>> begin Materials provided

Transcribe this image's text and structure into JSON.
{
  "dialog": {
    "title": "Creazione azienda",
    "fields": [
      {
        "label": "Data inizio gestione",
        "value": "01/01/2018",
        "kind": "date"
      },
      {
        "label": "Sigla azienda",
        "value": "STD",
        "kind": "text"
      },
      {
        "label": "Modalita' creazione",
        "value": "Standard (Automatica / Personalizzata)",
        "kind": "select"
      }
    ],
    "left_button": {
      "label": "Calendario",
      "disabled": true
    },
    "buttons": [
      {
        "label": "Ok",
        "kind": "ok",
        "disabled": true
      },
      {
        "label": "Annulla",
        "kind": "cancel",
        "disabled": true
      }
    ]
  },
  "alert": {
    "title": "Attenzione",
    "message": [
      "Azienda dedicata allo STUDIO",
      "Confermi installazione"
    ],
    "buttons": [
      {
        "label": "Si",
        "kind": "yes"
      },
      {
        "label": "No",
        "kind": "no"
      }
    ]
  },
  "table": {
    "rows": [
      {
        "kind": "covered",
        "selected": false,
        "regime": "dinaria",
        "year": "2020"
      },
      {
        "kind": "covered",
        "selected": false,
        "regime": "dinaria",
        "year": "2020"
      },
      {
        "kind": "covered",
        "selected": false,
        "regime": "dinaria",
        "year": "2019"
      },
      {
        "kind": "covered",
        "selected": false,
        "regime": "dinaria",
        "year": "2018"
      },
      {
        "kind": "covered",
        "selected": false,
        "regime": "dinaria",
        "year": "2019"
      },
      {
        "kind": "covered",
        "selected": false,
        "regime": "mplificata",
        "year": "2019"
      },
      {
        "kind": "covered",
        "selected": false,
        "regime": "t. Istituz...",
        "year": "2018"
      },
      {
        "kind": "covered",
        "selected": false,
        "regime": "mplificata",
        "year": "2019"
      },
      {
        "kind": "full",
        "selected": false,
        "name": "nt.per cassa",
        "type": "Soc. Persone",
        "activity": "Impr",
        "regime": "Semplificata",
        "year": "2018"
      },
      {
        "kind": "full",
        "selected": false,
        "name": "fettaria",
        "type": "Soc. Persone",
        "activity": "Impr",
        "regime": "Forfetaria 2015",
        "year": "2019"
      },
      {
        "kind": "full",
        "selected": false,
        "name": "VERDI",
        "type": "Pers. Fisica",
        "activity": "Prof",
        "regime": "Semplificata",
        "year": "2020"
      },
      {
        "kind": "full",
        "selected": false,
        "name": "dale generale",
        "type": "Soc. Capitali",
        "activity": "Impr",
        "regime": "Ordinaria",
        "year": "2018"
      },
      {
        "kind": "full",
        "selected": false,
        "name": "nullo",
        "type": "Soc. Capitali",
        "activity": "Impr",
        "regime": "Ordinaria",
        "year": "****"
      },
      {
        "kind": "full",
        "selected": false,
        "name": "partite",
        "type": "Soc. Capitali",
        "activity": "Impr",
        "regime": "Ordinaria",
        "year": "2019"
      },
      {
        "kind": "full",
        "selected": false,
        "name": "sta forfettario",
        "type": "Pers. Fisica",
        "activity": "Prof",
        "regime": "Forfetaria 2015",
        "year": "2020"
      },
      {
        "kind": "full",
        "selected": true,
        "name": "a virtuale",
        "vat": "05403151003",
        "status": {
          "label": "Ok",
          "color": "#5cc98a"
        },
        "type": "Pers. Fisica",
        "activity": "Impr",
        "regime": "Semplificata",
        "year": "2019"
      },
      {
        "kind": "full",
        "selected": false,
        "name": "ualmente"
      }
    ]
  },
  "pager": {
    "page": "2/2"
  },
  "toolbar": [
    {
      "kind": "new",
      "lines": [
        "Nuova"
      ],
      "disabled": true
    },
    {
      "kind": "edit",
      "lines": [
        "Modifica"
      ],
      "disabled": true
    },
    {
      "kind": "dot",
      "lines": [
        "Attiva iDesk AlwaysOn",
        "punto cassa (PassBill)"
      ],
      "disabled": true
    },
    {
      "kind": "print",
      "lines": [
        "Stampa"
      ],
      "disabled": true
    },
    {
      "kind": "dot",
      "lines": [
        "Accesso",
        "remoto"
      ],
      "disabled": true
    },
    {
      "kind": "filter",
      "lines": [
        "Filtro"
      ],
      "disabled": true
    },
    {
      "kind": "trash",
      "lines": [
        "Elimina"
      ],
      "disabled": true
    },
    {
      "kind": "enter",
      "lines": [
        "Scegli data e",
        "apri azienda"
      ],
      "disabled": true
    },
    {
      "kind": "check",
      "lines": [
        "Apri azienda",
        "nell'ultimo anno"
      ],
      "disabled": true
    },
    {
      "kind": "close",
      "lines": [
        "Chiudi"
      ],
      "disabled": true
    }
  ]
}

>> end Materials provided

Copy every line exactly. Leave nothing out.

Transcribe this image's text and structure into JSON.
{
  "dialog": {
    "title": "Creazione azienda",
    "fields": [
      {
        "label": "Data inizio gestione",
        "value": "01/01/2018",
        "kind": "date"
      },
      {
        "label": "Sigla azienda",
        "value": "STD",
        "kind": "text"
      },
      {
        "label": "Modalita' creazione",
        "value": "Standard (Automatica / Personalizzata)",
        "kind": "select"
      }
    ],
    "left_button": {
      "label": "Calendario",
      "disabled": true
    },
    "buttons": [
      {
        "label": "Ok",
        "kind": "ok",
        "disabled": true
      },
      {
        "label": "Annulla",
        "kind": "cancel",
        "disabled": true
      }
    ]
  },
  "alert": {
    "title": "Attenzione",
    "message": [
      "Azienda dedicata allo STUDIO",
      "Confermi installazione"
    ],
    "buttons": [
      {
        "label": "Si",
        "kind": "yes"
      },
      {
        "label": "No",
        "kind": "no"
      }
    ]
  },
  "table": {
    "rows": [
      {
        "kind": "covered",
        "selected": false,
        "regime": "dinaria",
        "year": "2020"
      },
      {
        "kind": "covered",
        "selected": false,
        "regime": "dinaria",
        "year": "2020"
      },
      {
        "kind": "covered",
        "selected": false,
        "regime": "dinaria",
        "year": "2019"
      },
      {
        "kind": "covered",
        "selected": false,
        "regime": "dinaria",
        "year": "2018"
      },
      {
        "kind": "covered",
        "selected": false,
        "regime": "dinaria",
        "year": "2019"
      },
      {
        "kind": "covered",
        "selected": false,
        "regime": "mplificata",
        "year": "2019"
      },
      {
        "kind": "covered",
        "selected": false,
        "regime": "t. Istituz...",
        "year": "2018"
      },
      {
        "kind": "covered",
        "selected": false,
        "regime": "mplificata",
        "year": "2019"
      },
      {
        "kind": "full",
        "selected": false,
        "name": "nt.per cassa",
        "type": "Soc. Persone",
        "activity": "Impr",
        "regime": "Semplificata",
        "year": "2018"
      },
      {
        "kind": "full",
        "selected": false,
        "name": "fettaria",
        "type": "Soc. Persone",
        "activity": "Impr",
        "regime": "Forfetaria 2015",
        "year": "2019"
      },
      {
        "kind": "full",
        "selected": false,
        "name": "VERDI",
        "type": "Pers. Fisica",
        "activity": "Prof",
        "regime": "Semplificata",
        "year": "2020"
      },
      {
        "kind": "full",
        "selected": false,
        "name": "dale generale",
        "type": "Soc. Capitali",
        "activity": "Impr",
        "regime": "Ordinaria",
        "year": "2018"
      },
      {
        "kind": "full",
        "selected": false,
        "name": "nullo",
        "type": "Soc. Capitali",
        "activity": "Impr",
        "regime": "Ordinaria",
        "year": "****"
      },
      {
        "kind": "full",
        "selected": false,
        "name": "partite",
        "type": "Soc. Capitali",
        "activity": "Impr",
        "regime": "Ordinaria",
        "year": "2019"
      },
      {
        "kind": "full",
        "selected": false,
        "name": "sta forfettario",
        "type": "Pers. Fisica",
        "activity": "Prof",
        "regime": "Forfetaria 2015",
        "year": "2020"
      },
      {
        "kind": "full",
        "selected": true,
        "name": "a virtuale",
        "vat": "05403151003",
        "status": {
          "label": "Ok",
          "color": "#5cc98a"
        },
        "type": "Pers. Fisica",
        "activity": "Impr",
        "regime": "Semplificata",
        "year": "2019"
      },
      {
        "kind": "full",
        "selected": false,
        "name": "ualmente"
      }
    ]
  },
  "pager": {
    "page": "2/2"
  },
  "toolbar": [
    {
      "kind": "new",
      "lines": [
        "Nuova"
      ],
      "disabled": true
    },
    {
      "kind": "edit",
      "lines": [
        "Modifica"
      ],
      "disabled": true
    },
    {
      "kind": "dot",
      "lines": [
        "Attiva iDesk AlwaysOn",
        "punto cassa (PassBill)"
      ],
      "disabled": true
    },
    {
      "kind": "print",
      "lines": [
        "Stampa"
      ],
      "disabled": true
    },
    {
      "kind": "dot",
      "lines": [
        "Accesso",
        "remoto"
      ],
      "disabled": true
    },
    {
      "kind": "filter",
      "lines": [
        "Filtro"
      ],
      "disabled": true
    },
    {
      "kind": "trash",
      "lines": [
        "Elimina"
      ],
      "disabled": true
    },
    {
      "kind": "enter",
      "lines": [
        "Scegli data e",
        "apri azienda"
      ],
      "disabled": true
    },
    {
      "kind": "check",
      "lines": [
        "Apri azienda",
        "nell'ultimo anno"
      ],
      "disabled": true
    },
    {
      "kind": "close",
      "lines": [
        "Chiudi"
      ],
      "disabled": true
    }
  ]
}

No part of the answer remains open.